### WORKING DATA
>> BEGIN

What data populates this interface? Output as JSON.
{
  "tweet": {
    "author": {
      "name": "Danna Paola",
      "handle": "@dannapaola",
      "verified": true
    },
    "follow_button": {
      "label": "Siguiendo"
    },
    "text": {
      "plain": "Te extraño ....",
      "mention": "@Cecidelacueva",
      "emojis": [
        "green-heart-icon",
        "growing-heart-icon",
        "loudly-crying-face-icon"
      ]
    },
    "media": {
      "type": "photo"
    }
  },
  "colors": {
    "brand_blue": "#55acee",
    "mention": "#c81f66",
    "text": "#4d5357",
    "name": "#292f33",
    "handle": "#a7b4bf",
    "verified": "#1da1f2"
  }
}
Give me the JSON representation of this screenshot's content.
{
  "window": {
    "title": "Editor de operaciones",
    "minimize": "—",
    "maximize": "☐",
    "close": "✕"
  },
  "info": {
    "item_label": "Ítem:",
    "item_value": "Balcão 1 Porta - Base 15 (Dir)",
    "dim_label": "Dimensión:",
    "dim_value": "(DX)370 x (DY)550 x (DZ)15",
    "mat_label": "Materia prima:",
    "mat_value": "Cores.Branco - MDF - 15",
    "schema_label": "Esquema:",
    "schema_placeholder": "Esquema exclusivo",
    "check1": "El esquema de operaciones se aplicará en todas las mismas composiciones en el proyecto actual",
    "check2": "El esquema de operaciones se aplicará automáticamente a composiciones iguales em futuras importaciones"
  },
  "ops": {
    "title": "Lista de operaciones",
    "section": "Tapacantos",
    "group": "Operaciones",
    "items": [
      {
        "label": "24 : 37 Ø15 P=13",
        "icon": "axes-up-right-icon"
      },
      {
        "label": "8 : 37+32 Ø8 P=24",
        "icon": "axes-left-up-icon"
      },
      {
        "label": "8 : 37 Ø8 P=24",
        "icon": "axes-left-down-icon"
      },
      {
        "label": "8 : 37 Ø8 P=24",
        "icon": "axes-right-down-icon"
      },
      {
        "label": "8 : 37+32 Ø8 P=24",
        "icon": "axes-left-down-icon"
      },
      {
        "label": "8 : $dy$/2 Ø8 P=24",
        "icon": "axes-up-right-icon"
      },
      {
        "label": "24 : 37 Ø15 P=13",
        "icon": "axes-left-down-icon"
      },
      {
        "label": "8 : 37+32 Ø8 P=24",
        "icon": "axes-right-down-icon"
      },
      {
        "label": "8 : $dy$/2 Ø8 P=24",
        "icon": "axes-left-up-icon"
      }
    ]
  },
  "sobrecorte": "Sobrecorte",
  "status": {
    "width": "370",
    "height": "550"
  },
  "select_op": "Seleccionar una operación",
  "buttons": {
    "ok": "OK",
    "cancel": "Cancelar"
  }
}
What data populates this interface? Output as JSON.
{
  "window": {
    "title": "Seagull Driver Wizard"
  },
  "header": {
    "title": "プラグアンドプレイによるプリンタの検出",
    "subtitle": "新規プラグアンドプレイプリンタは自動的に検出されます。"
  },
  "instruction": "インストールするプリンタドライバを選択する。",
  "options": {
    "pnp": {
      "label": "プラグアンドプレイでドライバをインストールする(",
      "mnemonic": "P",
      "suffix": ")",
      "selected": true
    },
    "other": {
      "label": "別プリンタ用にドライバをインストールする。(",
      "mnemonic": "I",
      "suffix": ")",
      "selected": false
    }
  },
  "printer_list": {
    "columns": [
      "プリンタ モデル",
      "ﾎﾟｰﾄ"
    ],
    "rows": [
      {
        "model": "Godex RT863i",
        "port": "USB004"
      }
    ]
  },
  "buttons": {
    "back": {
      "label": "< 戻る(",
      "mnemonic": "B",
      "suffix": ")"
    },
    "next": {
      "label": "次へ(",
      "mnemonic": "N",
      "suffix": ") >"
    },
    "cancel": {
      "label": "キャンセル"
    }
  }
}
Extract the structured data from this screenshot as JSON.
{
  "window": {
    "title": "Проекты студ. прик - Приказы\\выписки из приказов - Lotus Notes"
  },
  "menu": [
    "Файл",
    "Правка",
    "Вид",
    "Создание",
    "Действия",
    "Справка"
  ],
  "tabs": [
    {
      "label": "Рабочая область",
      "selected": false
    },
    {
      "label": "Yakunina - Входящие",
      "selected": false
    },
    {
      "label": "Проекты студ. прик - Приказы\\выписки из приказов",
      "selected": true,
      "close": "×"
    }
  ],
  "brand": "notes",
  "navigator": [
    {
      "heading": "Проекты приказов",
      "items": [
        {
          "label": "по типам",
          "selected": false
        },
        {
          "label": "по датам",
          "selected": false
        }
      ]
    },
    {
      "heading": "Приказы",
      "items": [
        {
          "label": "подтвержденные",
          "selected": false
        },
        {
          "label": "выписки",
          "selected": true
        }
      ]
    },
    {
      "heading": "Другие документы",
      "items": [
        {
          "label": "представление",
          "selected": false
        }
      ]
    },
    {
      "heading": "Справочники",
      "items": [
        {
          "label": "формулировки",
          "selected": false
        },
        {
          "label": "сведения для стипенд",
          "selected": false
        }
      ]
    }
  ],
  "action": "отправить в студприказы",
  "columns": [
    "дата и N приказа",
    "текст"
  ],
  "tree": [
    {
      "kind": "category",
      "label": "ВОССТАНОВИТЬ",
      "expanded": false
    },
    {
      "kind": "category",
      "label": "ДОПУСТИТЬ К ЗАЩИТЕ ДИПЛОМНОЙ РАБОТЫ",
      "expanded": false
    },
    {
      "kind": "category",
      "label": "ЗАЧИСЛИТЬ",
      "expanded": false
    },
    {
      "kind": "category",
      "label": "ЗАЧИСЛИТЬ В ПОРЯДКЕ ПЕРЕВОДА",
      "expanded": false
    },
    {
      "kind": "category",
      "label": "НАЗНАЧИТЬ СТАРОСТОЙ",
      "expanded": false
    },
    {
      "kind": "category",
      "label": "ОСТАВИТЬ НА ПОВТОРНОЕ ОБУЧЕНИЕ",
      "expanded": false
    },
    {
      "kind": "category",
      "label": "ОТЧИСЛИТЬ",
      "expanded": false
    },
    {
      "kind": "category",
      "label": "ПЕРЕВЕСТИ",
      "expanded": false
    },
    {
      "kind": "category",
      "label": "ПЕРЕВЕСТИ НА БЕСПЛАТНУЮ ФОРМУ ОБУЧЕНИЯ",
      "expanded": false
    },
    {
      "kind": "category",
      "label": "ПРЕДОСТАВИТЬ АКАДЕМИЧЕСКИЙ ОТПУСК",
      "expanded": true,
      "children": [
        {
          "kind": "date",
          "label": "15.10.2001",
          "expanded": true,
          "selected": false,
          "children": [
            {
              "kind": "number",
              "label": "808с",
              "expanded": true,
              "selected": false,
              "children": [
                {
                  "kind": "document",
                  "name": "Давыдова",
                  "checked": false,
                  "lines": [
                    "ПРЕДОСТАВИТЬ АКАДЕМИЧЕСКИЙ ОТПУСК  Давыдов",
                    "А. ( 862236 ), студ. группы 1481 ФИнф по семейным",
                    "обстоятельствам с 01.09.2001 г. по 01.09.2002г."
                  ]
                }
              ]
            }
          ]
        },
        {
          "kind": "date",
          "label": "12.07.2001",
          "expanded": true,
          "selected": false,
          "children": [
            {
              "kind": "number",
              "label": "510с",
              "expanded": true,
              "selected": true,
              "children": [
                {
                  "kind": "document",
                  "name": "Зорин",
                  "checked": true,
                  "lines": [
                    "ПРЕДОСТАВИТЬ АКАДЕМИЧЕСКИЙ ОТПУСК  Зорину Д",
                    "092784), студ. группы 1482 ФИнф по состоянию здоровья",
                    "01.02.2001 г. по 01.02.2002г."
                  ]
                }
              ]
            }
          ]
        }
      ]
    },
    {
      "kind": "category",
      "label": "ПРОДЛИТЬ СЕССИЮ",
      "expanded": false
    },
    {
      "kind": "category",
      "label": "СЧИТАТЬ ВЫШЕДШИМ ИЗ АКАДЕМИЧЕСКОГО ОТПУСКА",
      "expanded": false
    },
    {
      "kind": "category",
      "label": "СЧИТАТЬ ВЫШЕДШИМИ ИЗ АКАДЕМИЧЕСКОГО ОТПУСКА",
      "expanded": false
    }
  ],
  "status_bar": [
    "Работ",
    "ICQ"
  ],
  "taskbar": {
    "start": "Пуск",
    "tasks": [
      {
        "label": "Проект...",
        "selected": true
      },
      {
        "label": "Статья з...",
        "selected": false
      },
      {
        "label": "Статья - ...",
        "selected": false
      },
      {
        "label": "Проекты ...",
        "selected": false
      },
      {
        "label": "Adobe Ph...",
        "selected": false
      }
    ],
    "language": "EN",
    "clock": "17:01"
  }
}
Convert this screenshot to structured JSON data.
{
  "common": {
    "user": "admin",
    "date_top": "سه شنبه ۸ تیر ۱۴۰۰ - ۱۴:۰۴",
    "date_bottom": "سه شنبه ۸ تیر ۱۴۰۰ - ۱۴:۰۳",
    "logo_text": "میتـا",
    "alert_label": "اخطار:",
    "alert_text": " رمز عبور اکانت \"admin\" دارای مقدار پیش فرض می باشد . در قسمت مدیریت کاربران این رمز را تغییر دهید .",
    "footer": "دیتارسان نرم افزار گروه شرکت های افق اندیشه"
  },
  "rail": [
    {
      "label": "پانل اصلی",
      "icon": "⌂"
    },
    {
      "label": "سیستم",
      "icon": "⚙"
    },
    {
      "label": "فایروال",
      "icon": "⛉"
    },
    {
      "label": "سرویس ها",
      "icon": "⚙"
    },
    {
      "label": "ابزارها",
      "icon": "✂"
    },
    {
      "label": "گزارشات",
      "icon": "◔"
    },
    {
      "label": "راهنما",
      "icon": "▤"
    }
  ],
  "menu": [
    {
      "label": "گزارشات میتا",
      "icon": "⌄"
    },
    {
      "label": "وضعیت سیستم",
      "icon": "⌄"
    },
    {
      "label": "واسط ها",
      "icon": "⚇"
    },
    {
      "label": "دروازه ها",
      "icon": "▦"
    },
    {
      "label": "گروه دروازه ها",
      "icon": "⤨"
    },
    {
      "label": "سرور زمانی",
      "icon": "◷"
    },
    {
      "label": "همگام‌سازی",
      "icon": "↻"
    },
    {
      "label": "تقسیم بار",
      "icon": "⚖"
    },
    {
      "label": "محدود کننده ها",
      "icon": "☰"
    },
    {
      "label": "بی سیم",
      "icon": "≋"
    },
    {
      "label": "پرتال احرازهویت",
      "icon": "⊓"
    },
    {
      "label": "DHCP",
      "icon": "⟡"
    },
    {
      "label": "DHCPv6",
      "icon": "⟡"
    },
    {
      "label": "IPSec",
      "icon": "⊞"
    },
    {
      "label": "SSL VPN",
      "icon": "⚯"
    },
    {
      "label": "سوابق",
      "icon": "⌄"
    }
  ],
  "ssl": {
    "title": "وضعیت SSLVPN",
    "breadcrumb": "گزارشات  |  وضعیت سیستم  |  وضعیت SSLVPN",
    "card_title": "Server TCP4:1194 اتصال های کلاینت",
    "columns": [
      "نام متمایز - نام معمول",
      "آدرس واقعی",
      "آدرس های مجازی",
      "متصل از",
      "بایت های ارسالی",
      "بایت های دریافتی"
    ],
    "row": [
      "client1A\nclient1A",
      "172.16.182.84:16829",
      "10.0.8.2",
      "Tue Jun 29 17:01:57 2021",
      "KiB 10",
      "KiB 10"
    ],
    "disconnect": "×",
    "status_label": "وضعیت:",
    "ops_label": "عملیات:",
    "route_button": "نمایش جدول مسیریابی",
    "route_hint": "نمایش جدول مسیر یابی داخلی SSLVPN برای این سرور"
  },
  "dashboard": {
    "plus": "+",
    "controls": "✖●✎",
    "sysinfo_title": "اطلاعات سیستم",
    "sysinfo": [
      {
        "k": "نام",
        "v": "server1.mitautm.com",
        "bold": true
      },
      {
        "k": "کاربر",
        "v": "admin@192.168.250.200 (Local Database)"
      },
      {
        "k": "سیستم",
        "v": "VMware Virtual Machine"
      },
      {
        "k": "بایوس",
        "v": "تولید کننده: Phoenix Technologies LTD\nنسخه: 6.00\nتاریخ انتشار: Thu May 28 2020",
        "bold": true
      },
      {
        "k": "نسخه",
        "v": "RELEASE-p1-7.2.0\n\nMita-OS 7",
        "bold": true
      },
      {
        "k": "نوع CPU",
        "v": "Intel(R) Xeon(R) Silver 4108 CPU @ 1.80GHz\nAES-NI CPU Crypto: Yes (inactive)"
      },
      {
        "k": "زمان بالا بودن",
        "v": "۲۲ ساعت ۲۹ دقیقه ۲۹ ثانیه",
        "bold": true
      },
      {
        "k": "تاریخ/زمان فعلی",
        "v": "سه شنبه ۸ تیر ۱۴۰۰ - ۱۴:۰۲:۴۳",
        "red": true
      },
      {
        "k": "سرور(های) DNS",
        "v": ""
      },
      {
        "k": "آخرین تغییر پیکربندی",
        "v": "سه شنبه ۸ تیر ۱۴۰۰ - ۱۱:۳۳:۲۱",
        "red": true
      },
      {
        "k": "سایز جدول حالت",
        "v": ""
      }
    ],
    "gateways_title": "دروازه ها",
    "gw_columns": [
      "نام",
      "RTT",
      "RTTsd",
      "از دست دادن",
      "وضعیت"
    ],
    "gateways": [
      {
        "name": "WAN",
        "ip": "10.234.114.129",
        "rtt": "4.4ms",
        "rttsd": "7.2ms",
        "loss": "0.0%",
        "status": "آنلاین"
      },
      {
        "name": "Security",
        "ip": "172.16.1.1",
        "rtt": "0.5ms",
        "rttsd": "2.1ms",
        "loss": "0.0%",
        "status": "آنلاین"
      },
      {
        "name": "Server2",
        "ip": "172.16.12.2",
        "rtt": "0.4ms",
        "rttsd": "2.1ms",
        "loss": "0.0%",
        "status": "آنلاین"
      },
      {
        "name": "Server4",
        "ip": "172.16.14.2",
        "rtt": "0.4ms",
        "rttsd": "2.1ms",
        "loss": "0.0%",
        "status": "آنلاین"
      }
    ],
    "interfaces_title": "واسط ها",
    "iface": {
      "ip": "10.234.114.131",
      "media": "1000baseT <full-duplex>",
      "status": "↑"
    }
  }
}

>> END

### GIVEN TASK
State the number of lines in the preceding entries that include the word "приказов". Provide nothing else.

### ANSWER BELOW
3